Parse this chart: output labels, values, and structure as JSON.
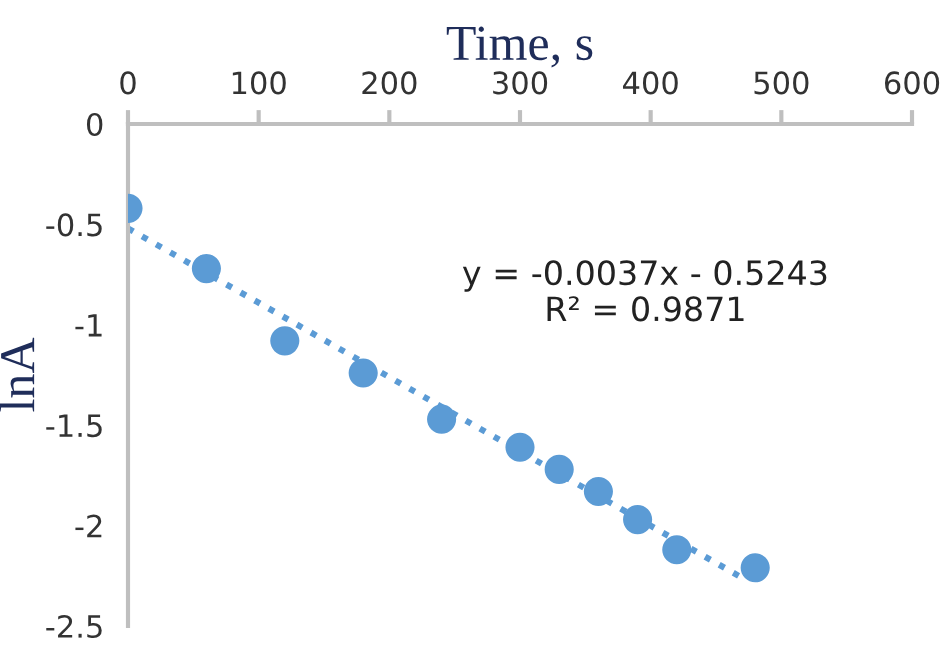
{
  "chart_data": {
    "type": "scatter",
    "xlabel": "Time, s",
    "ylabel": "lnA",
    "series": [
      {
        "color": "#5b9bd5",
        "marker": "circle",
        "x": [
          0,
          60,
          120,
          180,
          240,
          300,
          330,
          360,
          390,
          420,
          480
        ],
        "values": [
          -0.42,
          -0.72,
          -1.08,
          -1.24,
          -1.47,
          -1.61,
          -1.72,
          -1.83,
          -1.97,
          -2.12,
          -2.21
        ]
      },
      {
        "type": "line",
        "color": "#5b9bd5",
        "line_style": "dotted",
        "marker": "none",
        "x": [
          0,
          470
        ],
        "values": [
          -0.52,
          -2.26
        ]
      }
    ],
    "xlim": [
      0,
      600
    ],
    "xticks": [
      0,
      100,
      200,
      300,
      400,
      500,
      600
    ],
    "ylim": [
      -2.5,
      0
    ],
    "yticks": [
      0,
      -0.5,
      -1,
      -1.5,
      -2,
      -2.5
    ],
    "grid": false,
    "legend": false,
    "annotations": [
      "y = -0.0037x - 0.5243\nR² = 0.9871"
    ]
  }
}
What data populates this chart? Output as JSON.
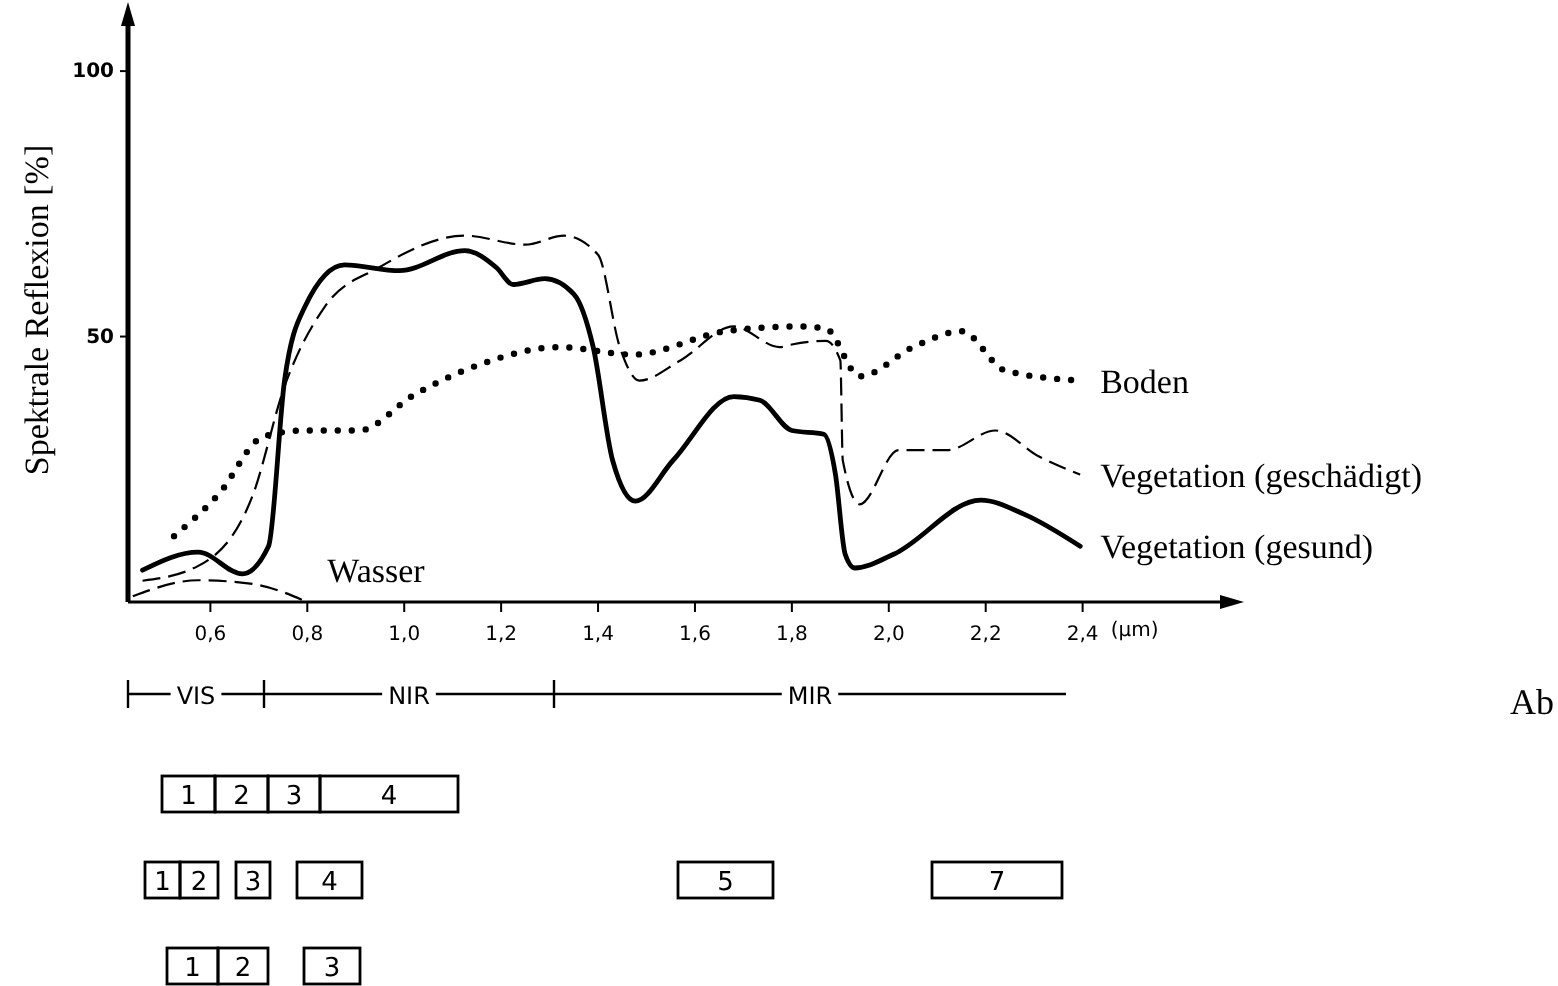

* _JOB_
Reproduce the listing word for word and omit its pictures.

* _WRITTEN SOLUTION_
Parse this chart: output labels, values, and structure as JSON.
{
  "chart_data": {
    "type": "scatter",
    "xlabel": "Time, s",
    "ylabel": "lnA",
    "series": [
      {
        "color": "#5b9bd5",
        "marker": "circle",
        "x": [
          0,
          60,
          120,
          180,
          240,
          300,
          330,
          360,
          390,
          420,
          480
        ],
        "values": [
          -0.42,
          -0.72,
          -1.08,
          -1.24,
          -1.47,
          -1.61,
          -1.72,
          -1.83,
          -1.97,
          -2.12,
          -2.21
        ]
      },
      {
        "type": "line",
        "color": "#5b9bd5",
        "line_style": "dotted",
        "marker": "none",
        "x": [
          0,
          470
        ],
        "values": [
          -0.52,
          -2.26
        ]
      }
    ],
    "xlim": [
      0,
      600
    ],
    "xticks": [
      0,
      100,
      200,
      300,
      400,
      500,
      600
    ],
    "ylim": [
      -2.5,
      0
    ],
    "yticks": [
      0,
      -0.5,
      -1,
      -1.5,
      -2,
      -2.5
    ],
    "grid": false,
    "legend": false,
    "annotations": [
      "y = -0.0037x - 0.5243\nR² = 0.9871"
    ]
  }
}
What data populates this chart? Output as JSON.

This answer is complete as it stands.